[Extract provided]
Disclosing Limitations in SPDs: Location, Location, Location
We don’t often stray out to the Ninth Circuit in this blog, but I recently read a case addressing a contractual limitations period that piqued my interest. In Spinedex Physical Therapy USA, Inc. v. United Healthcare of Arizona, Inc., the Ninth Circuit held that a contractual provision imposing a 2-year limitation period on filing lawsuits was unenforceable based on the location of the limitations clause in the summary plan description (“SPD”).
As a limitation on the benefits available under the plan, the Ninth Circuit applied the Department of Labor’s SPD content regulations to require disclosure of the 2-year limitations period “in close conjunction” to the benefits it purports to limit. If not in close proximity, then the SPD must at least reference the page number for the limitation period with the benefits. As with many SPDs, the defendant’s summary of benefits were found in Section 1, while the limitations period provision appeared 30 pages later, near the end of the general legal provisions in Section 9. The Ninth Circuit determined that a reasonable participant would have to read the entire SPD to find the limitation provision, and the regulatory language sought to prevent a participant from having to read a 70-page SPD to understand any single provision.
If you have operations in the Ninth Circuit, you should check your SPD to make sure any limitations period (or any other limiting or disqualifying provision) is described near the summary of benefits, or that the page number for the limitation is referenced in the summary of benefits. Even if you are not within the Ninth Circuit, you may want to check your SPD’s disclosure of any limiting provisions. If you can’t easily locate limiting provisions when reading a summary of benefits, you may consider relocating the limiting provisions as an easy preemptive measure to avoid future legal challenges.

Stored items:
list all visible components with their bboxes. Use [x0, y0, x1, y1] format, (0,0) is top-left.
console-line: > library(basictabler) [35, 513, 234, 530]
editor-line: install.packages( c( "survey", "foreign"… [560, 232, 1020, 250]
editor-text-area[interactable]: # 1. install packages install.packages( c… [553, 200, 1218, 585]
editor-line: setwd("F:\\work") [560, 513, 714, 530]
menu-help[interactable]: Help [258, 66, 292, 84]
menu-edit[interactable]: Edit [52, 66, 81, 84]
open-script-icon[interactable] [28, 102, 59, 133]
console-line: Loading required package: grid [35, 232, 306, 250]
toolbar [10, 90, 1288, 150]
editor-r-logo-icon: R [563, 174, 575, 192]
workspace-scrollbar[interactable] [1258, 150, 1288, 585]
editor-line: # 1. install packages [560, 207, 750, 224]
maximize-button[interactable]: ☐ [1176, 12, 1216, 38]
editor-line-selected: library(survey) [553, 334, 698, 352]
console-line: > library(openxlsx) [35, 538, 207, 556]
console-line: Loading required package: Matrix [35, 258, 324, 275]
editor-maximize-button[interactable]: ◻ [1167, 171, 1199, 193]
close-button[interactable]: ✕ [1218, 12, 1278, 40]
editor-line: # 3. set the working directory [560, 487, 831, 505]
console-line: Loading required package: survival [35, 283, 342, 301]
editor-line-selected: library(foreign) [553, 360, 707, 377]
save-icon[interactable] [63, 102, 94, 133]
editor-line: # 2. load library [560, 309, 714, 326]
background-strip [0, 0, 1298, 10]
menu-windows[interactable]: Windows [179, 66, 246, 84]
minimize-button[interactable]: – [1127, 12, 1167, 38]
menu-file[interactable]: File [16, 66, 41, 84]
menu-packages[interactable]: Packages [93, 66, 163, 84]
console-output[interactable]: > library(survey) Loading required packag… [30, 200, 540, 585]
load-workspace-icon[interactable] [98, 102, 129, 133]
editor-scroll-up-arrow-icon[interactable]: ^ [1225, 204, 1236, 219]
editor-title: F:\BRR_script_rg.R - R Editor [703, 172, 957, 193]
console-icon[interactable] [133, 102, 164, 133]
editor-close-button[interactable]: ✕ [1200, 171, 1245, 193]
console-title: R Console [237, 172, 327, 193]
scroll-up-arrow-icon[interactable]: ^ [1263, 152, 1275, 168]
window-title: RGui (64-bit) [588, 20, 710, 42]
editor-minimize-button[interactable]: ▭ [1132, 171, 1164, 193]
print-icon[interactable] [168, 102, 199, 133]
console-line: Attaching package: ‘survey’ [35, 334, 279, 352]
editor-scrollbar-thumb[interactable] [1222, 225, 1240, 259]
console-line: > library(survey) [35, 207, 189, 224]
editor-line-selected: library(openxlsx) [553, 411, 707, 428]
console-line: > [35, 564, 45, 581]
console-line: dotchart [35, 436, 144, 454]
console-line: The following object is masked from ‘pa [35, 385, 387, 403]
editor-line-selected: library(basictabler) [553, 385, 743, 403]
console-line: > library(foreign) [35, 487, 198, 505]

[Your tasks]
A – Return, word for word, the part of the blog post on limitations in SPDs that begins at the words "If you have" and stops after "future legal challenges.".
B – Answer these from the blog post on limitations in SPDs:
(i) How long was the limitation period on filing lawsuits that the Ninth Circuit held unenforceable?
(ii) In which section of the defendant's SPD did the limitations period provision appear?
(iii) How long an SPD did the regulatory language seek to keep a participant from having to read to understand any single provision?

[Answers in order]
A –
If you have operations in the Ninth Circuit, you should check your SPD to make sure any limitations period (or any other limiting or disqualifying provision) is described near the summary of benefits, or that the page number for the limitation is referenced in the summary of benefits. Even if you are not within the Ninth Circuit, you may want to check your SPD’s disclosure of any limiting provisions. If you can’t easily locate limiting provisions when reading a summary of benefits, you may consider relocating the limiting provisions as an easy preemptive measure to avoid future legal challenges.

B –
(i) Two years.
(ii) Section 9.
(iii) A 70-page SPD.